Consigne
Prolongez le texte sur le besoin d'écrire en reprenant juste après sa dernière phrase.

Texte source

——————

J'ai toujours écrit par besoin. Même quand ça va assez bien, j'ai besoin d'écrire. Cet été j'ai discuté avec une ancienne blogueuse d'à peu près mon âge qui me disait que ça allait super bien dans sa vie actuellement et qu'elle n'écrivait plus trop. Moi, même quand ça va bien, j'écris. D'ailleurs, si je me fie à ma "météo intérieure" que je note chaque jour sur un calendrier – j'ai commencé ça pour voir s'il y a des cycles ou si mes émotions font juste le bordel à l'intérieur – les jours où ça va un peu mieux sont mes jours de congés, où j'ai pu écrire toute la journée, avancer sur mes projets. Je ne sais pas si c'est bon signe d'avoir une seule source de bonne humeur… Donc, j'ai toujours écrit par besoin, mais je crois que, actuellement, l'écriture est le seul truc dans lequel je ne doute pas : je suis sûre que je peux arriver à mener mes projets, à m'améliorer, que je suis à ma place, et que je suis compétente. Même à l'idée de prendre un chat, je doute, je me dis que je sais déjà pas m'occuper de moi – je fais pas le ménage toutes les semaines : j'écris ! – alors d'un autre petit être vivant… et que si ça se trouve il ne m'aimerait pas et qu'il serait pas heureux avec moi et qu'il vaut mieux pas que j'en prenne un. Et pourtant j'ai quand même contacté une asso pour voir si je pouvais pas devenir famille d'accueil. On verra bien… Bref.

——————

Données fournies

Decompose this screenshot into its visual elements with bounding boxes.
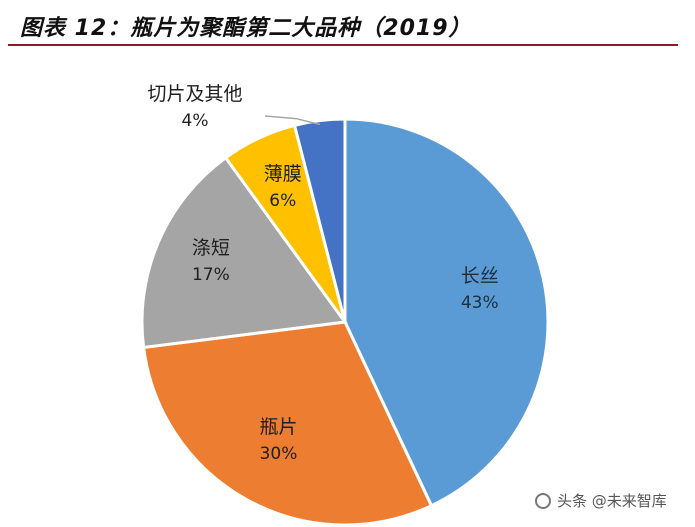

——————

Réponse
Je crois que, actuellement, l'écriture c'est le seul truc qui me maintient "entière", pour lequel mes pensées ne s'effilochent pas trop. J'arrive même, en écrivant le soir, à rester concentrée sur ma tâche alors qu'au boulot je saute d'un truc à l'autre à longueurs de journées en finissant par : "ah oui, c'est vrai, je faisais ça !". C'est insupportable. Mes pensées sont déjà comme ça, ont déjà tendance à sauter de partout, à s'éparpiller dans des grands arbres et je dois me concentrer, surtout le soir, pour me dire : "mais je pensais à quoi déjà ? à oui, je réfléchissais là-dessus" et forcer mon esprit à se remettre sur les rails, alors mon boulot avec plein de trucs à faire en même temps et mon impossibilité de me cadrer toute seule ne font que renforcer mon sentiment de nullité et d'éparpillement. Parfois, ça me le fait aussi quand j'écris, et j'en suis encore plus frustrée. Parce que si je perds aussi ma capacité à me concentrer sur mon imaginaire, mes personnages, je ne donne pas cher de mon estime de moi (ni de ma productivité, du coup).

Je me raccroche à l'écriture comme je serre mes peluches dans mon lit la nuit. C'est le meilleur résumé que je puisse en faire, je pense.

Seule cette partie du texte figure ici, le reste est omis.